──────── Records ────────

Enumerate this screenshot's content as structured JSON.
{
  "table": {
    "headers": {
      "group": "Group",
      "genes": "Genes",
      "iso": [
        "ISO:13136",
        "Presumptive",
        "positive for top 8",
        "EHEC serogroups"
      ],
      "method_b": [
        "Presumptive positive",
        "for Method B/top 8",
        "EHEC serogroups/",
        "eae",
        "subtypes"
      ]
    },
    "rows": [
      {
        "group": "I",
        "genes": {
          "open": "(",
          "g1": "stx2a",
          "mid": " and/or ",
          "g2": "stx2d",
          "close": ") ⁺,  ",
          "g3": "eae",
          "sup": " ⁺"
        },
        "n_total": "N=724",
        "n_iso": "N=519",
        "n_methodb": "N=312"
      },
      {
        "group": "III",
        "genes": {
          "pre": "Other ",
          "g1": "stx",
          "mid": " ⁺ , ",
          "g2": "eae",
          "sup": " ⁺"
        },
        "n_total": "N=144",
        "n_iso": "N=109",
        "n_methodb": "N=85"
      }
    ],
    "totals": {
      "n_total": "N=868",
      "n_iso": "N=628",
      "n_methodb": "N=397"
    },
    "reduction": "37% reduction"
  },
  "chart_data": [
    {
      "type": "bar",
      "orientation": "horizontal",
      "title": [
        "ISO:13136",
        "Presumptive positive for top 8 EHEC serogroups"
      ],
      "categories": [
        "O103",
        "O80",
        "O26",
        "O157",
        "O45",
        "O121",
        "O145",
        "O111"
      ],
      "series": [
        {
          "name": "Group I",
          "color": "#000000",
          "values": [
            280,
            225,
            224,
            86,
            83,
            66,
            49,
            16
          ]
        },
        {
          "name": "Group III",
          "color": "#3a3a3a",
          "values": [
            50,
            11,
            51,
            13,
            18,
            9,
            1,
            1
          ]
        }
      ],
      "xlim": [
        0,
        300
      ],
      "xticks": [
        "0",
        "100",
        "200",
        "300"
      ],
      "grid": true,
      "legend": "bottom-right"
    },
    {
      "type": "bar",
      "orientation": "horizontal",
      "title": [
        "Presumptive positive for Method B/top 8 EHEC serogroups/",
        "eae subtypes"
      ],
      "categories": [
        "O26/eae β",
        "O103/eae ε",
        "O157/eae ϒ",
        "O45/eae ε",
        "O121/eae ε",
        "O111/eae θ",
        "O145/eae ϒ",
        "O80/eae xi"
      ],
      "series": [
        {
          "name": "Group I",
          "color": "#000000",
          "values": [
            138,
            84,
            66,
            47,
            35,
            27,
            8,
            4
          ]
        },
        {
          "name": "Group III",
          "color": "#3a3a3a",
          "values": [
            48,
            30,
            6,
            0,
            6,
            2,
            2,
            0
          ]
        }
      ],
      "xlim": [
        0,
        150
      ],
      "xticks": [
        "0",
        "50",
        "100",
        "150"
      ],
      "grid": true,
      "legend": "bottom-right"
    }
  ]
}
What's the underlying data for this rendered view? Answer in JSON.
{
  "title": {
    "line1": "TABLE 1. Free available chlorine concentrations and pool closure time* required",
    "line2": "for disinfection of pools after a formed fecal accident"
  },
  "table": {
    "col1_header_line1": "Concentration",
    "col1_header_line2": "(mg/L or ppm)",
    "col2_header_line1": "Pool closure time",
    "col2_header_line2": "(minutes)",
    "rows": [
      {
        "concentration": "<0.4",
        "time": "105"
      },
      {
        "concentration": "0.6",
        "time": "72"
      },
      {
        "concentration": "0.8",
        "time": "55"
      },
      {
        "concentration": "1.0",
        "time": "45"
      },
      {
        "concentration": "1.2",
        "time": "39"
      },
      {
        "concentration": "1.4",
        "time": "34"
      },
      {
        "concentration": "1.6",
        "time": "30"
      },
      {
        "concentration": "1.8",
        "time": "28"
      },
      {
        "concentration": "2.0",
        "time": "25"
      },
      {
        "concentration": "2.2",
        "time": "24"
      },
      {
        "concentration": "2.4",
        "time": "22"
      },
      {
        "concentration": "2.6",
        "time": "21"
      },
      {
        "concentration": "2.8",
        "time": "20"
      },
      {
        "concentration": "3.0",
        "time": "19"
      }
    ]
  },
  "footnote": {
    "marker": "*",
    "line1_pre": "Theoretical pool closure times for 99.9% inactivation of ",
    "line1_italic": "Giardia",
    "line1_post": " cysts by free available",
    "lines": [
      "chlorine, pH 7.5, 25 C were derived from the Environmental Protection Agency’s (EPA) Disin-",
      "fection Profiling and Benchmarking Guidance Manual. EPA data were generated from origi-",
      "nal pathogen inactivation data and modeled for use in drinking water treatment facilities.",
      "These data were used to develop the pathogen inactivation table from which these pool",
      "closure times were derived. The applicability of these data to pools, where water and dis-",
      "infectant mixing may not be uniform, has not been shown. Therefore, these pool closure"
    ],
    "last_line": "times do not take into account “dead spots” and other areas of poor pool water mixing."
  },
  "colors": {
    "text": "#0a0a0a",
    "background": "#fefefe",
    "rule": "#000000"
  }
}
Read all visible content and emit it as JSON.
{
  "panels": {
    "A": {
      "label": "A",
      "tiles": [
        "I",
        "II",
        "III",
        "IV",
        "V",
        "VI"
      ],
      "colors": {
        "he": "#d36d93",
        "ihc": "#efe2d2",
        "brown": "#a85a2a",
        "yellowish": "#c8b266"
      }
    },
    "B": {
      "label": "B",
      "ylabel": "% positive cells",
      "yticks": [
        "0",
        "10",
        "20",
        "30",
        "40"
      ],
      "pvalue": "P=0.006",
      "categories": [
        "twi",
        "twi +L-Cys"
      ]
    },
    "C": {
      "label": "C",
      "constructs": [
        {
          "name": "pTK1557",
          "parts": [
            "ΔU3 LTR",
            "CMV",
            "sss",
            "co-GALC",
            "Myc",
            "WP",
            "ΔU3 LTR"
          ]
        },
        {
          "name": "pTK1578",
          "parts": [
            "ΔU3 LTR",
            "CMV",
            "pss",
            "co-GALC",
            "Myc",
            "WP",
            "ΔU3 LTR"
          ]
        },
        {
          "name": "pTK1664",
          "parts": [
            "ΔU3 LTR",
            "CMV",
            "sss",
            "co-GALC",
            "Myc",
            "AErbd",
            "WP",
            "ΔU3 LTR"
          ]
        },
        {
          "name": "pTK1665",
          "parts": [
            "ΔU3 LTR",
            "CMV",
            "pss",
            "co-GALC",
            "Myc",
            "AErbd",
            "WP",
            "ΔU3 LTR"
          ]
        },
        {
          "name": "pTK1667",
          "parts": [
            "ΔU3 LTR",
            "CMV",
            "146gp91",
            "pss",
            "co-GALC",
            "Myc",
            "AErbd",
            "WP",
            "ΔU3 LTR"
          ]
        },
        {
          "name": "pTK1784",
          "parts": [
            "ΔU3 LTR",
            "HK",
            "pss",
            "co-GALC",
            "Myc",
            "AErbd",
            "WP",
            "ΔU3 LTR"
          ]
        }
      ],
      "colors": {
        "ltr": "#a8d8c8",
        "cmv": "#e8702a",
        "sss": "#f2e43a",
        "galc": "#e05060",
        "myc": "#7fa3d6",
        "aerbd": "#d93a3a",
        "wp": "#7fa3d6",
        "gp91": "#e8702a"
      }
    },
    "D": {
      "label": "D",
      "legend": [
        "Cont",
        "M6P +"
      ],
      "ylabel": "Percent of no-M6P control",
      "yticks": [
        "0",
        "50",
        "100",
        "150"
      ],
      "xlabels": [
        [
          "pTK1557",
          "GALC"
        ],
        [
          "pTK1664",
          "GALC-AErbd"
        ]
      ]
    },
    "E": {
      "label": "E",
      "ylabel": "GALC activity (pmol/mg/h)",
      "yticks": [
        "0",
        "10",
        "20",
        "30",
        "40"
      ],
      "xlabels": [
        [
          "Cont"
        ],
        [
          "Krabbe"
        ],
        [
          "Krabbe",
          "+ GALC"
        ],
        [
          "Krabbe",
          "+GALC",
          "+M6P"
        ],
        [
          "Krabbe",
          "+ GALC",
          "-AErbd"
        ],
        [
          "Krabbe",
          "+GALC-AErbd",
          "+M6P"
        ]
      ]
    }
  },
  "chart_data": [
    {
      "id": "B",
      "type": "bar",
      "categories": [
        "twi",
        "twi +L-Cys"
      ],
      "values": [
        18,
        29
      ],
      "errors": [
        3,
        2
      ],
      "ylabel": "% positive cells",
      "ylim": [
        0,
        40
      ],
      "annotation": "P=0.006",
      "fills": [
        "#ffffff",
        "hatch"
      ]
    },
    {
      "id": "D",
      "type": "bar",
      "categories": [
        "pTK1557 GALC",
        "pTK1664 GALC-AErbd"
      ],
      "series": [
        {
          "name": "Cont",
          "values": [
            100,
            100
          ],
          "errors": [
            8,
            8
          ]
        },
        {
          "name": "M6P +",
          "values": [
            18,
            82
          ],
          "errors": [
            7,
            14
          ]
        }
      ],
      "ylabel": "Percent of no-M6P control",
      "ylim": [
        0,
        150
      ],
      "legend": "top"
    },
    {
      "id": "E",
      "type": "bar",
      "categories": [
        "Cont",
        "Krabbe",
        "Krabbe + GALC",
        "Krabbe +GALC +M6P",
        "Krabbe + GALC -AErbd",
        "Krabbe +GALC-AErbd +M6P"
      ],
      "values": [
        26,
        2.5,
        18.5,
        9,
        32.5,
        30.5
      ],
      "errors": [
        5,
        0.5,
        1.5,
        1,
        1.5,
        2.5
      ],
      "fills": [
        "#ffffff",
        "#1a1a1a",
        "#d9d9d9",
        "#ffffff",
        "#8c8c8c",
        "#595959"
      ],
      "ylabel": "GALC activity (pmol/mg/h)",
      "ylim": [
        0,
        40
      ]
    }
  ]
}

────────

• _Task objective_
Which lines in the records above contain the word "pathogen"? Return each of them.

• _Solution for this problem_
      "nal pathogen inactivation data and modeled for use in drinking water treatment facilities.",
      "These data were used to develop the pathogen inactivation table from which these pool",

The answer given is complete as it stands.